Exactly repeat the full listing that follows.

* [Information given]
*-*-*

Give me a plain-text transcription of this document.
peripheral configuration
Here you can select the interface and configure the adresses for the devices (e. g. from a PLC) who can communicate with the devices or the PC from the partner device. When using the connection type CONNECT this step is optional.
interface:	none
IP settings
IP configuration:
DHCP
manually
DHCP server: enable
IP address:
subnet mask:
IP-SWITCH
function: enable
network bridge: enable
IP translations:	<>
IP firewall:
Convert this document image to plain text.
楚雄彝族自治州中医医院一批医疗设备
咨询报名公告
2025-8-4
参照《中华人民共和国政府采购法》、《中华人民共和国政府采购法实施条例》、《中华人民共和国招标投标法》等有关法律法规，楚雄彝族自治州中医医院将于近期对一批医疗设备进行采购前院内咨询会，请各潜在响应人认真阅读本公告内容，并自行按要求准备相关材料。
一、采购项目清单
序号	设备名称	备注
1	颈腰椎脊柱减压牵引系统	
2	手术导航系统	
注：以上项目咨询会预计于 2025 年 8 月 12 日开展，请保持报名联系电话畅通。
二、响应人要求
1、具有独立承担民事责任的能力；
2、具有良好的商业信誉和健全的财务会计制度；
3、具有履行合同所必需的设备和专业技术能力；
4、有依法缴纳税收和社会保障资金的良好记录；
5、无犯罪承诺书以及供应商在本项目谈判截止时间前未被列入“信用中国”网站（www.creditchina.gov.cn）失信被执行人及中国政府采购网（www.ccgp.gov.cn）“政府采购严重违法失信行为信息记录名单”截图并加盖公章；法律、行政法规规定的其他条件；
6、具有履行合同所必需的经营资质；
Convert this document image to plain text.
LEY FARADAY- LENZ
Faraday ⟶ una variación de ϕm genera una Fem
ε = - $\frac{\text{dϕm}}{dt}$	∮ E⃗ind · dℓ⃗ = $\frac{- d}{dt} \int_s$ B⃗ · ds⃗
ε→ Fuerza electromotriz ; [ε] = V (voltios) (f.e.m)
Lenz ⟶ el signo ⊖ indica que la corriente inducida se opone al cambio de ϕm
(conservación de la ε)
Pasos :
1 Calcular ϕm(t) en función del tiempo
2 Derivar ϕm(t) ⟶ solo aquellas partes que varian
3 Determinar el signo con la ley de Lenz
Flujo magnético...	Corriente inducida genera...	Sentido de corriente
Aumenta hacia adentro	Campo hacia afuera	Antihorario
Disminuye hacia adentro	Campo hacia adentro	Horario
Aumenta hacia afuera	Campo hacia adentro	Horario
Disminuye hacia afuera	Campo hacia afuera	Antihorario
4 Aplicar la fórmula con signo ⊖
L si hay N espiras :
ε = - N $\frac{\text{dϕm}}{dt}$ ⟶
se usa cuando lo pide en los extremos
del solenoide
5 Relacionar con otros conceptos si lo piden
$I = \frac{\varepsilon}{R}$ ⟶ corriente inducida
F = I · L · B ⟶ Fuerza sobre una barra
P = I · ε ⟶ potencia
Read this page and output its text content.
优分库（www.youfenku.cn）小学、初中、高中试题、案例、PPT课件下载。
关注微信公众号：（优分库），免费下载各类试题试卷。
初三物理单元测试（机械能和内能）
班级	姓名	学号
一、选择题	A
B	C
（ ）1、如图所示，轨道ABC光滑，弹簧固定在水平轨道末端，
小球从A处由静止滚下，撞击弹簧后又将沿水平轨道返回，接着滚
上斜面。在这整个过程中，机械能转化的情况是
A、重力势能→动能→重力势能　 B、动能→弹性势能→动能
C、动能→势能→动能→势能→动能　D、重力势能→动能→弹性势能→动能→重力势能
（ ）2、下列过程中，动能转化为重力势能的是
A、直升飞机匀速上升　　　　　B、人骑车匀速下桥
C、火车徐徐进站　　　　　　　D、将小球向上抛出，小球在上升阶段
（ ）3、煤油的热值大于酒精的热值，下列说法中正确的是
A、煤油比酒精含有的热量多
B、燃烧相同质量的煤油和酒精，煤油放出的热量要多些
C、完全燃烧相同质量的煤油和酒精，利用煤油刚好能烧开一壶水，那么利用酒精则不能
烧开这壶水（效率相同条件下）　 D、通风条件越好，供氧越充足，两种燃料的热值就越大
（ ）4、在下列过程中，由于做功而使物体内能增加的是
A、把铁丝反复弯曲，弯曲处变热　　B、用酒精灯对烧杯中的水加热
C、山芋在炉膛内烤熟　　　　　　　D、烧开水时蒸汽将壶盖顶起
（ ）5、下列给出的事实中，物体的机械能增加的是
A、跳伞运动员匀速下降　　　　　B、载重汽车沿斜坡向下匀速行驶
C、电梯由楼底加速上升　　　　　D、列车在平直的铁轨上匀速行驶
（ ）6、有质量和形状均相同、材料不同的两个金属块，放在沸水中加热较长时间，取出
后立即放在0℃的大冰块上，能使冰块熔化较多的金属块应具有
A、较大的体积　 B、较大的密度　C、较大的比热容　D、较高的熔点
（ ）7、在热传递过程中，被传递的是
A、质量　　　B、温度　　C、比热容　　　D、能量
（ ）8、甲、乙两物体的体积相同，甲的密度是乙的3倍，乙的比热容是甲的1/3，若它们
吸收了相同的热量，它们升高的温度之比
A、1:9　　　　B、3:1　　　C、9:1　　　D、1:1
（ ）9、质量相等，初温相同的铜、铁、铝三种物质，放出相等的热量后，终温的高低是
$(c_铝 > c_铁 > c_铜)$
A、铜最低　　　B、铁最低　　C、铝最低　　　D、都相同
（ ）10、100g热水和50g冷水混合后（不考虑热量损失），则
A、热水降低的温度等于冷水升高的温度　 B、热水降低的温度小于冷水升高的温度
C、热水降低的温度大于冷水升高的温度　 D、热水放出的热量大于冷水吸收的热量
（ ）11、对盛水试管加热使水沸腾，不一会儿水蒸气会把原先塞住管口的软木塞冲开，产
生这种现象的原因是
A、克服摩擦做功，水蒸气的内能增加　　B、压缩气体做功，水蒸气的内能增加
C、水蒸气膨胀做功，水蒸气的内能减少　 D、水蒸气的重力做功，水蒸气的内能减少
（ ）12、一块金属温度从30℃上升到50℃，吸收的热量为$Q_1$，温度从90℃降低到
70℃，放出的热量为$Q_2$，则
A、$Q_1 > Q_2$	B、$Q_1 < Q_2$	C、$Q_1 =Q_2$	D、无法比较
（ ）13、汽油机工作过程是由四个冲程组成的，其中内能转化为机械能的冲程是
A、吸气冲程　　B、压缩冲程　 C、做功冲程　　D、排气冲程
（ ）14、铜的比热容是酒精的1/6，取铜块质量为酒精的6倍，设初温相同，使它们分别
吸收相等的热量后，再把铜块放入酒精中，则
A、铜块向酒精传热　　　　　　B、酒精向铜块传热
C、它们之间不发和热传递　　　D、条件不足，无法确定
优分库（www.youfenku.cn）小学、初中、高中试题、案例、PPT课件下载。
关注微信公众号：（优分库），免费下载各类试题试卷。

*-*-*

* [Answer to this problem]
Give me a plain-text transcription of this document.
peripheral configuration
Here you can select the interface and configure the adresses for the devices (e. g. from a PLC) who can communicate with the devices or the PC from the partner device. When using the connection type CONNECT this step is optional.
interface:	none
IP settings
IP configuration:
DHCP
manually
DHCP server: enable
IP address:
subnet mask:
IP-SWITCH
function: enable
network bridge: enable
IP translations:	<>
IP firewall:
Convert this document image to plain text.
楚雄彝族自治州中医医院一批医疗设备
咨询报名公告
2025-8-4
参照《中华人民共和国政府采购法》、《中华人民共和国政府采购法实施条例》、《中华人民共和国招标投标法》等有关法律法规，楚雄彝族自治州中医医院将于近期对一批医疗设备进行采购前院内咨询会，请各潜在响应人认真阅读本公告内容，并自行按要求准备相关材料。
一、采购项目清单
序号	设备名称	备注
1	颈腰椎脊柱减压牵引系统	
2	手术导航系统	
注：以上项目咨询会预计于 2025 年 8 月 12 日开展，请保持报名联系电话畅通。
二、响应人要求
1、具有独立承担民事责任的能力；
2、具有良好的商业信誉和健全的财务会计制度；
3、具有履行合同所必需的设备和专业技术能力；
4、有依法缴纳税收和社会保障资金的良好记录；
5、无犯罪承诺书以及供应商在本项目谈判截止时间前未被列入“信用中国”网站（www.creditchina.gov.cn）失信被执行人及中国政府采购网（www.ccgp.gov.cn）“政府采购严重违法失信行为信息记录名单”截图并加盖公章；法律、行政法规规定的其他条件；
6、具有履行合同所必需的经营资质；
Convert this document image to plain text.
LEY FARADAY- LENZ
Faraday ⟶ una variación de ϕm genera una Fem
ε = - $\frac{\text{dϕm}}{dt}$	∮ E⃗ind · dℓ⃗ = $\frac{- d}{dt} \int_s$ B⃗ · ds⃗
ε→ Fuerza electromotriz ; [ε] = V (voltios) (f.e.m)
Lenz ⟶ el signo ⊖ indica que la corriente inducida se opone al cambio de ϕm
(conservación de la ε)
Pasos :
1 Calcular ϕm(t) en función del tiempo
2 Derivar ϕm(t) ⟶ solo aquellas partes que varian
3 Determinar el signo con la ley de Lenz
Flujo magnético...	Corriente inducida genera...	Sentido de corriente
Aumenta hacia adentro	Campo hacia afuera	Antihorario
Disminuye hacia adentro	Campo hacia adentro	Horario
Aumenta hacia afuera	Campo hacia adentro	Horario
Disminuye hacia afuera	Campo hacia afuera	Antihorario
4 Aplicar la fórmula con signo ⊖
L si hay N espiras :
ε = - N $\frac{\text{dϕm}}{dt}$ ⟶
se usa cuando lo pide en los extremos
del solenoide
5 Relacionar con otros conceptos si lo piden
$I = \frac{\varepsilon}{R}$ ⟶ corriente inducida
F = I · L · B ⟶ Fuerza sobre una barra
P = I · ε ⟶ potencia
Read this page and output its text content.
优分库（www.youfenku.cn）小学、初中、高中试题、案例、PPT课件下载。
关注微信公众号：（优分库），免费下载各类试题试卷。
初三物理单元测试（机械能和内能）
班级	姓名	学号
一、选择题	A
B	C
（ ）1、如图所示，轨道ABC光滑，弹簧固定在水平轨道末端，
小球从A处由静止滚下，撞击弹簧后又将沿水平轨道返回，接着滚
上斜面。在这整个过程中，机械能转化的情况是
A、重力势能→动能→重力势能　 B、动能→弹性势能→动能
C、动能→势能→动能→势能→动能　D、重力势能→动能→弹性势能→动能→重力势能
（ ）2、下列过程中，动能转化为重力势能的是
A、直升飞机匀速上升　　　　　B、人骑车匀速下桥
C、火车徐徐进站　　　　　　　D、将小球向上抛出，小球在上升阶段
（ ）3、煤油的热值大于酒精的热值，下列说法中正确的是
A、煤油比酒精含有的热量多
B、燃烧相同质量的煤油和酒精，煤油放出的热量要多些
C、完全燃烧相同质量的煤油和酒精，利用煤油刚好能烧开一壶水，那么利用酒精则不能
烧开这壶水（效率相同条件下）　 D、通风条件越好，供氧越充足，两种燃料的热值就越大
（ ）4、在下列过程中，由于做功而使物体内能增加的是
A、把铁丝反复弯曲，弯曲处变热　　B、用酒精灯对烧杯中的水加热
C、山芋在炉膛内烤熟　　　　　　　D、烧开水时蒸汽将壶盖顶起
（ ）5、下列给出的事实中，物体的机械能增加的是
A、跳伞运动员匀速下降　　　　　B、载重汽车沿斜坡向下匀速行驶
C、电梯由楼底加速上升　　　　　D、列车在平直的铁轨上匀速行驶
（ ）6、有质量和形状均相同、材料不同的两个金属块，放在沸水中加热较长时间，取出
后立即放在0℃的大冰块上，能使冰块熔化较多的金属块应具有
A、较大的体积　 B、较大的密度　C、较大的比热容　D、较高的熔点
（ ）7、在热传递过程中，被传递的是
A、质量　　　B、温度　　C、比热容　　　D、能量
（ ）8、甲、乙两物体的体积相同，甲的密度是乙的3倍，乙的比热容是甲的1/3，若它们
吸收了相同的热量，它们升高的温度之比
A、1:9　　　　B、3:1　　　C、9:1　　　D、1:1
（ ）9、质量相等，初温相同的铜、铁、铝三种物质，放出相等的热量后，终温的高低是
$(c_铝 > c_铁 > c_铜)$
A、铜最低　　　B、铁最低　　C、铝最低　　　D、都相同
（ ）10、100g热水和50g冷水混合后（不考虑热量损失），则
A、热水降低的温度等于冷水升高的温度　 B、热水降低的温度小于冷水升高的温度
C、热水降低的温度大于冷水升高的温度　 D、热水放出的热量大于冷水吸收的热量
（ ）11、对盛水试管加热使水沸腾，不一会儿水蒸气会把原先塞住管口的软木塞冲开，产
生这种现象的原因是
A、克服摩擦做功，水蒸气的内能增加　　B、压缩气体做功，水蒸气的内能增加
C、水蒸气膨胀做功，水蒸气的内能减少　 D、水蒸气的重力做功，水蒸气的内能减少
（ ）12、一块金属温度从30℃上升到50℃，吸收的热量为$Q_1$，温度从90℃降低到
70℃，放出的热量为$Q_2$，则
A、$Q_1 > Q_2$	B、$Q_1 < Q_2$	C、$Q_1 =Q_2$	D、无法比较
（ ）13、汽油机工作过程是由四个冲程组成的，其中内能转化为机械能的冲程是
A、吸气冲程　　B、压缩冲程　 C、做功冲程　　D、排气冲程
（ ）14、铜的比热容是酒精的1/6，取铜块质量为酒精的6倍，设初温相同，使它们分别
吸收相等的热量后，再把铜块放入酒精中，则
A、铜块向酒精传热　　　　　　B、酒精向铜块传热
C、它们之间不发和热传递　　　D、条件不足，无法确定
优分库（www.youfenku.cn）小学、初中、高中试题、案例、PPT课件下载。
关注微信公众号：（优分库），免费下载各类试题试卷。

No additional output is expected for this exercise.